>> start

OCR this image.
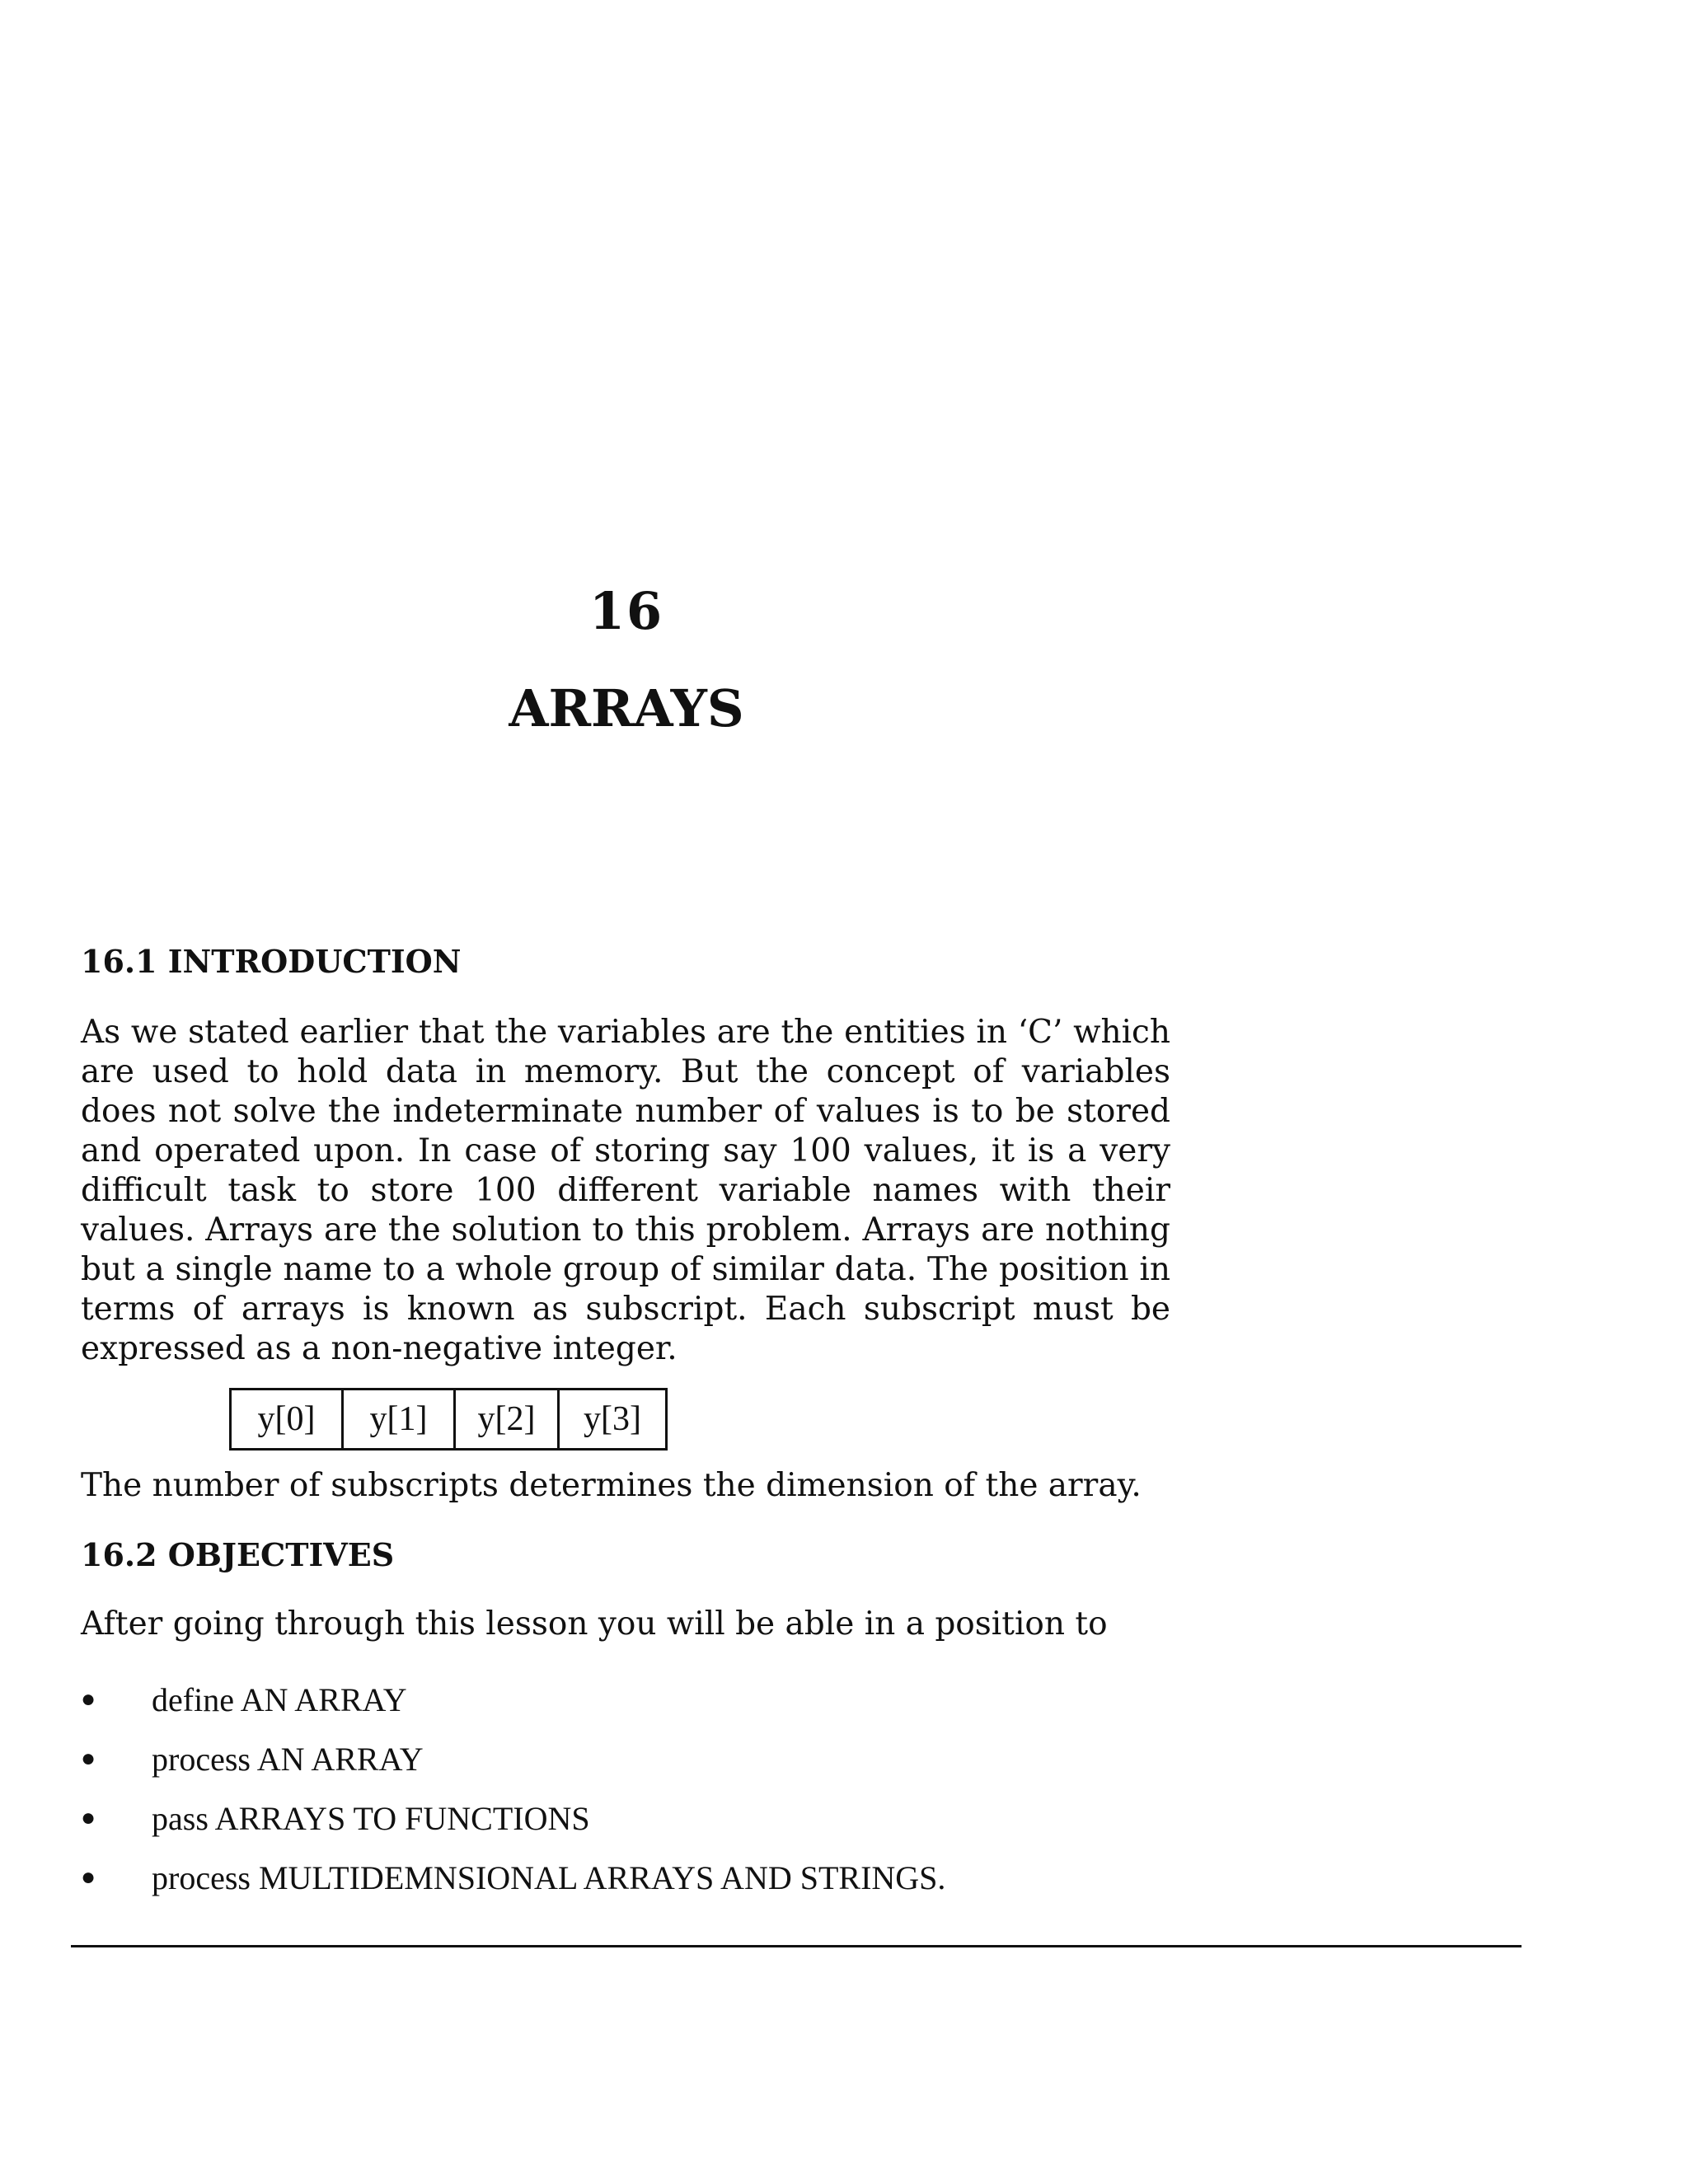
16
ARRAYS
16.1 INTRODUCTION

As we stated earlier that the variables are the entities in ‘C’ which are used to hold data in memory. But the concept of variables does not solve the indeterminate number of values is to be stored and operated upon. In case of storing say 100 values, it is a very difficult task to store 100 different variable names with their values. Arrays are the solution to this problem. Arrays are nothing but a single name to a whole group of similar data. The position in terms of arrays is known as subscript. Each subscript must be expressed as a non-negative integer.

y[0]	y[1]	y[2]	y[3]

The number of subscripts determines the dimension of the array.

16.2 OBJECTIVES

After going through this lesson you will be able in a position to

●	define AN ARRAY
●	process AN ARRAY
●	pass ARRAYS TO FUNCTIONS
●	process MULTIDEMNSIONAL ARRAYS AND STRINGS.
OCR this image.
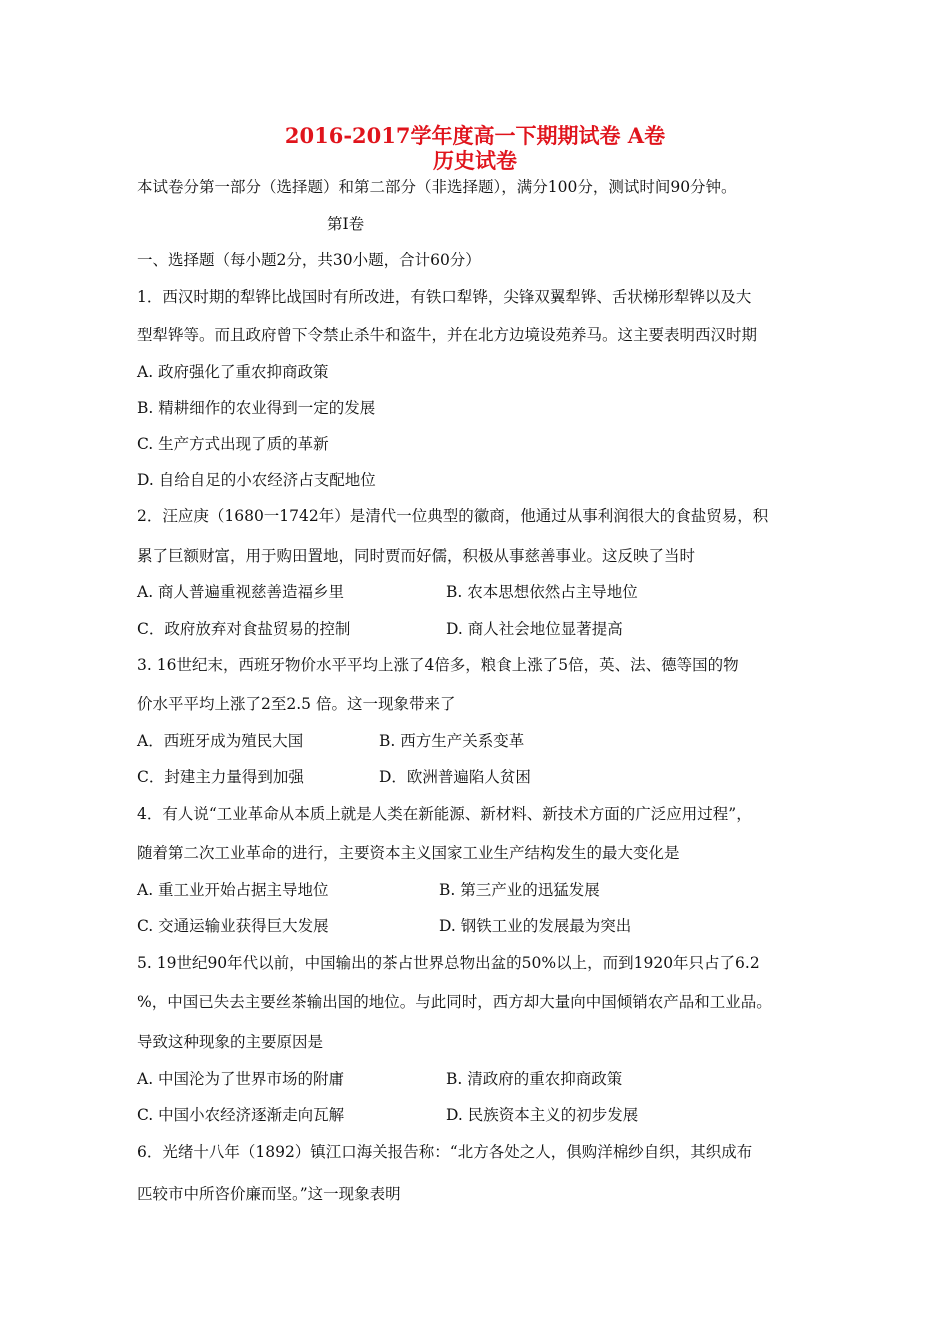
2016-2017学年度高一下期期试卷 A卷
历史试卷
本试卷分第一部分（选择题）和第二部分（非选择题），满分100分，测试时间90分钟。
第I卷
一、选择题（每小题2分，共30小题，合计60分）
1．西汉时期的犁铧比战国时有所改进，有铁口犁铧，尖锋双翼犁铧、舌状梯形犁铧以及大
型犁铧等。而且政府曾下令禁止杀牛和盗牛，并在北方边境设苑养马。这主要表明西汉时期
A. 政府强化了重农抑商政策
B. 精耕细作的农业得到一定的发展
C. 生产方式出现了质的革新
D. 自给自足的小农经济占支配地位
2．汪应庚（1680一1742年）是清代一位典型的徽商，他通过从事利润很大的食盐贸易，积
累了巨额财富，用于购田置地，同时贾而好儒，积极从事慈善事业。这反映了当时
A. 商人普遍重视慈善造福乡里	B. 农本思想依然占主导地位
C．政府放弃对食盐贸易的控制	D. 商人社会地位显著提高
3. 16世纪末，西班牙物价水平平均上涨了4倍多，粮食上涨了5倍，英、法、德等国的物
价水平平均上涨了2至2.5 倍。这一现象带来了
A．西班牙成为殖民大国	B. 西方生产关系变革
C．封建主力量得到加强	D．欧洲普遍陷人贫困
4．有人说“工业革命从本质上就是人类在新能源、新材料、新技术方面的广泛应用过程”，
随着第二次工业革命的进行，主要资本主义国家工业生产结构发生的最大变化是
A. 重工业开始占据主导地位	B. 第三产业的迅猛发展
C. 交通运输业获得巨大发展	D. 钢铁工业的发展最为突出
5. 19世纪90年代以前，中国输出的茶占世界总物出盆的50%以上，而到1920年只占了6.2
%，中国已失去主要丝茶输出国的地位。与此同时，西方却大量向中国倾销农产品和工业品。
导致这种现象的主要原因是
A. 中国沦为了世界市场的附庸	B. 清政府的重农抑商政策
C. 中国小农经济逐渐走向瓦解	D. 民族资本主义的初步发展
6．光绪十八年（1892）镇江口海关报告称：“北方各处之人，俱购洋棉纱自织，其织成布
匹较市中所咨价廉而坚。”这一现象表明
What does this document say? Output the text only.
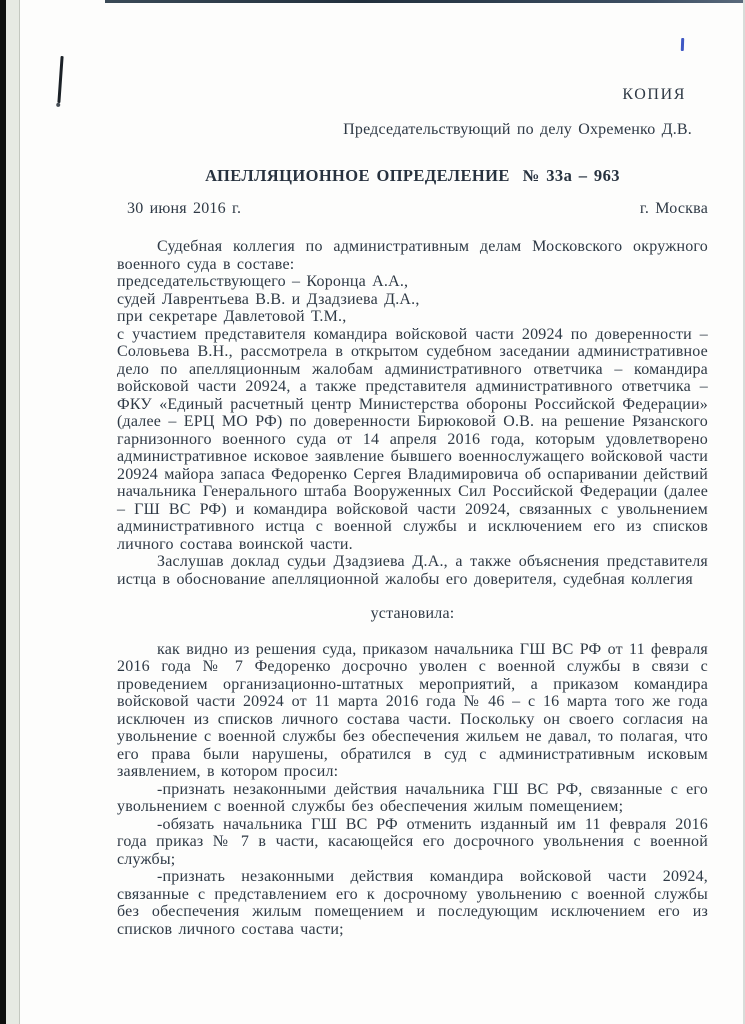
КОПИЯ
Председательствующий по делу Охременко Д.В.
АПЕЛЛЯЦИОННОЕ ОПРЕДЕЛЕНИЕ  № 33а – 963
30 июня 2016 г.	г. Москва

Судебная коллегия по административным делам Московского окружного военного суда в составе:

председательствующего – Коронца А.А.,
судей Лаврентьева В.В. и Дзадзиева Д.А.,
при секретаре Давлетовой Т.М.,

с участием представителя командира войсковой части 20924 по доверенности – Соловьева В.Н., рассмотрела в открытом судебном заседании административное дело по апелляционным жалобам административного ответчика – командира войсковой части 20924, а также представителя административного ответчика – ФКУ «Единый расчетный центр Министерства обороны Российской Федерации» (далее – ЕРЦ МО РФ) по доверенности Бирюковой О.В. на решение Рязанского гарнизонного военного суда от 14 апреля 2016 года, которым удовлетворено административное исковое заявление бывшего военнослужащего войсковой части 20924 майора запаса Федоренко Сергея Владимировича об оспаривании действий начальника Генерального штаба Вооруженных Сил Российской Федерации (далее – ГШ ВС РФ) и командира войсковой части 20924, связанных с увольнением административного истца с военной службы и исключением его из списков личного состава воинской части.

Заслушав доклад судьи Дзадзиева Д.А., а также объяснения представителя истца в обоснование апелляционной жалобы его доверителя, судебная коллегия

установила:

как видно из решения суда, приказом начальника ГШ ВС РФ от 11 февраля 2016 года № 7 Федоренко досрочно уволен с военной службы в связи с проведением организационно-штатных мероприятий, а приказом командира войсковой части 20924 от 11 марта 2016 года № 46 – с 16 марта того же года исключен из списков личного состава части. Поскольку он своего согласия на увольнение с военной службы без обеспечения жильем не давал, то полагая, что его права были нарушены, обратился в суд с административным исковым заявлением, в котором просил:

-признать незаконными действия начальника ГШ ВС РФ, связанные с его увольнением с военной службы без обеспечения жилым помещением;

-обязать начальника ГШ ВС РФ отменить изданный им 11 февраля 2016 года приказ № 7 в части, касающейся его досрочного увольнения с военной службы;

-признать незаконными действия командира войсковой части 20924, связанные с представлением его к досрочному увольнению с военной службы без обеспечения жилым помещением и последующим исключением его из списков личного состава части;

>> end

• **STATED TASK**
Reproduce the whole listing above word for word, but not its pictures.

• **SOLUTION FOR THIS EXERCISE**
OCR this image.
16
ARRAYS
16.1 INTRODUCTION

As we stated earlier that the variables are the entities in ‘C’ which are used to hold data in memory. But the concept of variables does not solve the indeterminate number of values is to be stored and operated upon. In case of storing say 100 values, it is a very difficult task to store 100 different variable names with their values. Arrays are the solution to this problem. Arrays are nothing but a single name to a whole group of similar data. The position in terms of arrays is known as subscript. Each subscript must be expressed as a non-negative integer.

y[0]	y[1]	y[2]	y[3]

The number of subscripts determines the dimension of the array.

16.2 OBJECTIVES

After going through this lesson you will be able in a position to

●	define AN ARRAY
●	process AN ARRAY
●	pass ARRAYS TO FUNCTIONS
●	process MULTIDEMNSIONAL ARRAYS AND STRINGS.
OCR this image.
2016-2017学年度高一下期期试卷 A卷
历史试卷
本试卷分第一部分（选择题）和第二部分（非选择题），满分100分，测试时间90分钟。
第I卷
一、选择题（每小题2分，共30小题，合计60分）
1．西汉时期的犁铧比战国时有所改进，有铁口犁铧，尖锋双翼犁铧、舌状梯形犁铧以及大
型犁铧等。而且政府曾下令禁止杀牛和盗牛，并在北方边境设苑养马。这主要表明西汉时期
A. 政府强化了重农抑商政策
B. 精耕细作的农业得到一定的发展
C. 生产方式出现了质的革新
D. 自给自足的小农经济占支配地位
2．汪应庚（1680一1742年）是清代一位典型的徽商，他通过从事利润很大的食盐贸易，积
累了巨额财富，用于购田置地，同时贾而好儒，积极从事慈善事业。这反映了当时
A. 商人普遍重视慈善造福乡里	B. 农本思想依然占主导地位
C．政府放弃对食盐贸易的控制	D. 商人社会地位显著提高
3. 16世纪末，西班牙物价水平平均上涨了4倍多，粮食上涨了5倍，英、法、德等国的物
价水平平均上涨了2至2.5 倍。这一现象带来了
A．西班牙成为殖民大国	B. 西方生产关系变革
C．封建主力量得到加强	D．欧洲普遍陷人贫困
4．有人说“工业革命从本质上就是人类在新能源、新材料、新技术方面的广泛应用过程”，
随着第二次工业革命的进行，主要资本主义国家工业生产结构发生的最大变化是
A. 重工业开始占据主导地位	B. 第三产业的迅猛发展
C. 交通运输业获得巨大发展	D. 钢铁工业的发展最为突出
5. 19世纪90年代以前，中国输出的茶占世界总物出盆的50%以上，而到1920年只占了6.2
%，中国已失去主要丝茶输出国的地位。与此同时，西方却大量向中国倾销农产品和工业品。
导致这种现象的主要原因是
A. 中国沦为了世界市场的附庸	B. 清政府的重农抑商政策
C. 中国小农经济逐渐走向瓦解	D. 民族资本主义的初步发展
6．光绪十八年（1892）镇江口海关报告称：“北方各处之人，俱购洋棉纱自织，其织成布
匹较市中所咨价廉而坚。”这一现象表明
What does this document say? Output the text only.
КОПИЯ
Председательствующий по делу Охременко Д.В.
АПЕЛЛЯЦИОННОЕ ОПРЕДЕЛЕНИЕ  № 33а – 963
30 июня 2016 г.	г. Москва

Судебная коллегия по административным делам Московского окружного военного суда в составе:

председательствующего – Коронца А.А.,
судей Лаврентьева В.В. и Дзадзиева Д.А.,
при секретаре Давлетовой Т.М.,

с участием представителя командира войсковой части 20924 по доверенности – Соловьева В.Н., рассмотрела в открытом судебном заседании административное дело по апелляционным жалобам административного ответчика – командира войсковой части 20924, а также представителя административного ответчика – ФКУ «Единый расчетный центр Министерства обороны Российской Федерации» (далее – ЕРЦ МО РФ) по доверенности Бирюковой О.В. на решение Рязанского гарнизонного военного суда от 14 апреля 2016 года, которым удовлетворено административное исковое заявление бывшего военнослужащего войсковой части 20924 майора запаса Федоренко Сергея Владимировича об оспаривании действий начальника Генерального штаба Вооруженных Сил Российской Федерации (далее – ГШ ВС РФ) и командира войсковой части 20924, связанных с увольнением административного истца с военной службы и исключением его из списков личного состава воинской части.

Заслушав доклад судьи Дзадзиева Д.А., а также объяснения представителя истца в обоснование апелляционной жалобы его доверителя, судебная коллегия

установила:

как видно из решения суда, приказом начальника ГШ ВС РФ от 11 февраля 2016 года № 7 Федоренко досрочно уволен с военной службы в связи с проведением организационно-штатных мероприятий, а приказом командира войсковой части 20924 от 11 марта 2016 года № 46 – с 16 марта того же года исключен из списков личного состава части. Поскольку он своего согласия на увольнение с военной службы без обеспечения жильем не давал, то полагая, что его права были нарушены, обратился в суд с административным исковым заявлением, в котором просил:

-признать незаконными действия начальника ГШ ВС РФ, связанные с его увольнением с военной службы без обеспечения жилым помещением;

-обязать начальника ГШ ВС РФ отменить изданный им 11 февраля 2016 года приказ № 7 в части, касающейся его досрочного увольнения с военной службы;

-признать незаконными действия командира войсковой части 20924, связанные с представлением его к досрочному увольнению с военной службы без обеспечения жилым помещением и последующим исключением его из списков личного состава части;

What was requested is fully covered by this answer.